Excerpts from a figure dataset
========================

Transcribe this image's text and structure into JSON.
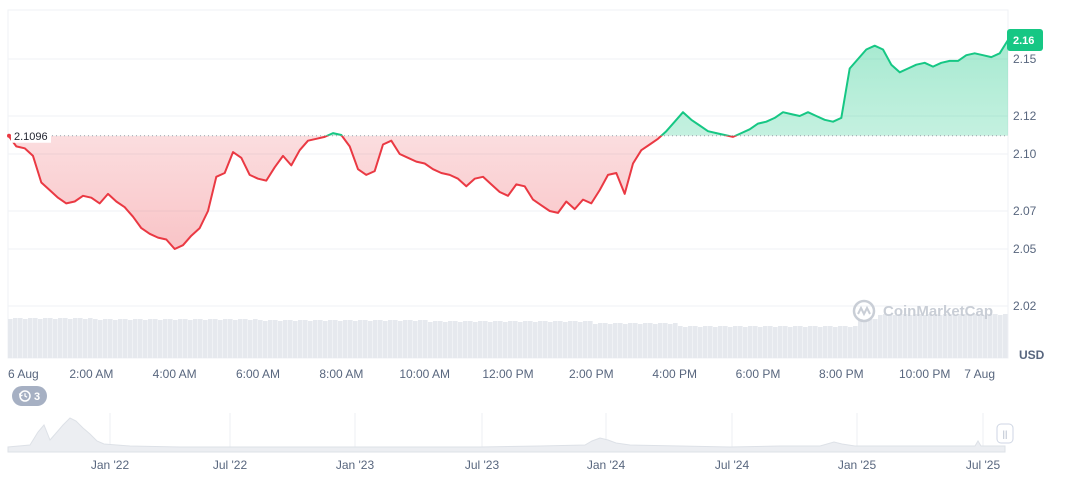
{
  "chart_data": {
    "type": "line",
    "unit": "USD",
    "reference_value": 2.1096,
    "reference_label": "2.1096",
    "last_value": 2.16,
    "last_label": "2.16",
    "ylim": [
      2.015,
      2.175
    ],
    "y_ticks": [
      2.02,
      2.05,
      2.07,
      2.1,
      2.12,
      2.15
    ],
    "y_tick_labels": [
      "2.02",
      "2.05",
      "2.07",
      "2.10",
      "2.12",
      "2.15"
    ],
    "x_tick_labels": [
      "6 Aug",
      "2:00 AM",
      "4:00 AM",
      "6:00 AM",
      "8:00 AM",
      "10:00 AM",
      "12:00 PM",
      "2:00 PM",
      "4:00 PM",
      "6:00 PM",
      "8:00 PM",
      "10:00 PM",
      "7 Aug"
    ],
    "x_tick_hours": [
      0,
      2,
      4,
      6,
      8,
      10,
      12,
      14,
      16,
      18,
      20,
      22,
      24
    ],
    "x_hours": [
      0,
      0.2,
      0.4,
      0.6,
      0.8,
      1.0,
      1.2,
      1.4,
      1.6,
      1.8,
      2.0,
      2.2,
      2.4,
      2.6,
      2.8,
      3.0,
      3.2,
      3.4,
      3.6,
      3.8,
      4.0,
      4.2,
      4.4,
      4.6,
      4.8,
      5.0,
      5.2,
      5.4,
      5.6,
      5.8,
      6.0,
      6.2,
      6.4,
      6.6,
      6.8,
      7.0,
      7.2,
      7.4,
      7.6,
      7.8,
      8.0,
      8.2,
      8.4,
      8.6,
      8.8,
      9.0,
      9.2,
      9.4,
      9.6,
      9.8,
      10.0,
      10.2,
      10.4,
      10.6,
      10.8,
      11.0,
      11.2,
      11.4,
      11.6,
      11.8,
      12.0,
      12.2,
      12.4,
      12.6,
      12.8,
      13.0,
      13.2,
      13.4,
      13.6,
      13.8,
      14.0,
      14.2,
      14.4,
      14.6,
      14.8,
      15.0,
      15.2,
      15.4,
      15.6,
      15.8,
      16.0,
      16.2,
      16.4,
      16.6,
      16.8,
      17.0,
      17.2,
      17.4,
      17.6,
      17.8,
      18.0,
      18.2,
      18.4,
      18.6,
      18.8,
      19.0,
      19.2,
      19.4,
      19.6,
      19.8,
      20.0,
      20.2,
      20.4,
      20.6,
      20.8,
      21.0,
      21.2,
      21.4,
      21.6,
      21.8,
      22.0,
      22.2,
      22.4,
      22.6,
      22.8,
      23.0,
      23.2,
      23.4,
      23.6,
      23.8,
      24.0
    ],
    "series": [
      {
        "values": [
          2.11,
          2.104,
          2.103,
          2.099,
          2.085,
          2.081,
          2.077,
          2.074,
          2.075,
          2.078,
          2.077,
          2.074,
          2.079,
          2.075,
          2.072,
          2.067,
          2.061,
          2.058,
          2.056,
          2.055,
          2.05,
          2.052,
          2.057,
          2.061,
          2.07,
          2.088,
          2.09,
          2.101,
          2.098,
          2.089,
          2.087,
          2.086,
          2.093,
          2.099,
          2.094,
          2.102,
          2.107,
          2.108,
          2.109,
          2.111,
          2.11,
          2.104,
          2.092,
          2.089,
          2.091,
          2.105,
          2.107,
          2.1,
          2.098,
          2.096,
          2.095,
          2.092,
          2.09,
          2.089,
          2.087,
          2.083,
          2.087,
          2.088,
          2.084,
          2.08,
          2.078,
          2.084,
          2.083,
          2.076,
          2.073,
          2.07,
          2.069,
          2.075,
          2.071,
          2.076,
          2.074,
          2.081,
          2.089,
          2.09,
          2.079,
          2.095,
          2.102,
          2.105,
          2.108,
          2.112,
          2.117,
          2.122,
          2.118,
          2.115,
          2.112,
          2.111,
          2.11,
          2.109,
          2.111,
          2.113,
          2.116,
          2.117,
          2.119,
          2.122,
          2.121,
          2.12,
          2.122,
          2.12,
          2.118,
          2.117,
          2.119,
          2.145,
          2.15,
          2.155,
          2.157,
          2.155,
          2.147,
          2.143,
          2.145,
          2.147,
          2.148,
          2.146,
          2.148,
          2.149,
          2.149,
          2.152,
          2.153,
          2.152,
          2.151,
          2.153,
          2.16
        ]
      }
    ]
  },
  "badges": {
    "history_count": "3"
  },
  "watermark": {
    "text": "CoinMarketCap"
  },
  "navigator": {
    "labels": [
      "Jan '22",
      "Jul '22",
      "Jan '23",
      "Jul '23",
      "Jan '24",
      "Jul '24",
      "Jan '25",
      "Jul '25"
    ],
    "handle_symbol": "||"
  },
  "colors": {
    "up": "#16c784",
    "down": "#ea3943",
    "up_fill": "#d6f5e7",
    "down_fill": "#fde2e3",
    "grid": "#eff2f5",
    "volume": "#e6e9ee"
  }
}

========================

# DIRECTIVE
Keep the pictures out of your copy, and repeat every entry above exactly.

# TASK OUTPUT
Transcribe this image's text and structure into JSON.
{
  "chart_data": {
    "type": "line",
    "unit": "USD",
    "reference_value": 2.1096,
    "reference_label": "2.1096",
    "last_value": 2.16,
    "last_label": "2.16",
    "ylim": [
      2.015,
      2.175
    ],
    "y_ticks": [
      2.02,
      2.05,
      2.07,
      2.1,
      2.12,
      2.15
    ],
    "y_tick_labels": [
      "2.02",
      "2.05",
      "2.07",
      "2.10",
      "2.12",
      "2.15"
    ],
    "x_tick_labels": [
      "6 Aug",
      "2:00 AM",
      "4:00 AM",
      "6:00 AM",
      "8:00 AM",
      "10:00 AM",
      "12:00 PM",
      "2:00 PM",
      "4:00 PM",
      "6:00 PM",
      "8:00 PM",
      "10:00 PM",
      "7 Aug"
    ],
    "x_tick_hours": [
      0,
      2,
      4,
      6,
      8,
      10,
      12,
      14,
      16,
      18,
      20,
      22,
      24
    ],
    "x_hours": [
      0,
      0.2,
      0.4,
      0.6,
      0.8,
      1.0,
      1.2,
      1.4,
      1.6,
      1.8,
      2.0,
      2.2,
      2.4,
      2.6,
      2.8,
      3.0,
      3.2,
      3.4,
      3.6,
      3.8,
      4.0,
      4.2,
      4.4,
      4.6,
      4.8,
      5.0,
      5.2,
      5.4,
      5.6,
      5.8,
      6.0,
      6.2,
      6.4,
      6.6,
      6.8,
      7.0,
      7.2,
      7.4,
      7.6,
      7.8,
      8.0,
      8.2,
      8.4,
      8.6,
      8.8,
      9.0,
      9.2,
      9.4,
      9.6,
      9.8,
      10.0,
      10.2,
      10.4,
      10.6,
      10.8,
      11.0,
      11.2,
      11.4,
      11.6,
      11.8,
      12.0,
      12.2,
      12.4,
      12.6,
      12.8,
      13.0,
      13.2,
      13.4,
      13.6,
      13.8,
      14.0,
      14.2,
      14.4,
      14.6,
      14.8,
      15.0,
      15.2,
      15.4,
      15.6,
      15.8,
      16.0,
      16.2,
      16.4,
      16.6,
      16.8,
      17.0,
      17.2,
      17.4,
      17.6,
      17.8,
      18.0,
      18.2,
      18.4,
      18.6,
      18.8,
      19.0,
      19.2,
      19.4,
      19.6,
      19.8,
      20.0,
      20.2,
      20.4,
      20.6,
      20.8,
      21.0,
      21.2,
      21.4,
      21.6,
      21.8,
      22.0,
      22.2,
      22.4,
      22.6,
      22.8,
      23.0,
      23.2,
      23.4,
      23.6,
      23.8,
      24.0
    ],
    "series": [
      {
        "values": [
          2.11,
          2.104,
          2.103,
          2.099,
          2.085,
          2.081,
          2.077,
          2.074,
          2.075,
          2.078,
          2.077,
          2.074,
          2.079,
          2.075,
          2.072,
          2.067,
          2.061,
          2.058,
          2.056,
          2.055,
          2.05,
          2.052,
          2.057,
          2.061,
          2.07,
          2.088,
          2.09,
          2.101,
          2.098,
          2.089,
          2.087,
          2.086,
          2.093,
          2.099,
          2.094,
          2.102,
          2.107,
          2.108,
          2.109,
          2.111,
          2.11,
          2.104,
          2.092,
          2.089,
          2.091,
          2.105,
          2.107,
          2.1,
          2.098,
          2.096,
          2.095,
          2.092,
          2.09,
          2.089,
          2.087,
          2.083,
          2.087,
          2.088,
          2.084,
          2.08,
          2.078,
          2.084,
          2.083,
          2.076,
          2.073,
          2.07,
          2.069,
          2.075,
          2.071,
          2.076,
          2.074,
          2.081,
          2.089,
          2.09,
          2.079,
          2.095,
          2.102,
          2.105,
          2.108,
          2.112,
          2.117,
          2.122,
          2.118,
          2.115,
          2.112,
          2.111,
          2.11,
          2.109,
          2.111,
          2.113,
          2.116,
          2.117,
          2.119,
          2.122,
          2.121,
          2.12,
          2.122,
          2.12,
          2.118,
          2.117,
          2.119,
          2.145,
          2.15,
          2.155,
          2.157,
          2.155,
          2.147,
          2.143,
          2.145,
          2.147,
          2.148,
          2.146,
          2.148,
          2.149,
          2.149,
          2.152,
          2.153,
          2.152,
          2.151,
          2.153,
          2.16
        ]
      }
    ]
  },
  "badges": {
    "history_count": "3"
  },
  "watermark": {
    "text": "CoinMarketCap"
  },
  "navigator": {
    "labels": [
      "Jan '22",
      "Jul '22",
      "Jan '23",
      "Jul '23",
      "Jan '24",
      "Jul '24",
      "Jan '25",
      "Jul '25"
    ],
    "handle_symbol": "||"
  },
  "colors": {
    "up": "#16c784",
    "down": "#ea3943",
    "up_fill": "#d6f5e7",
    "down_fill": "#fde2e3",
    "grid": "#eff2f5",
    "volume": "#e6e9ee"
  }
}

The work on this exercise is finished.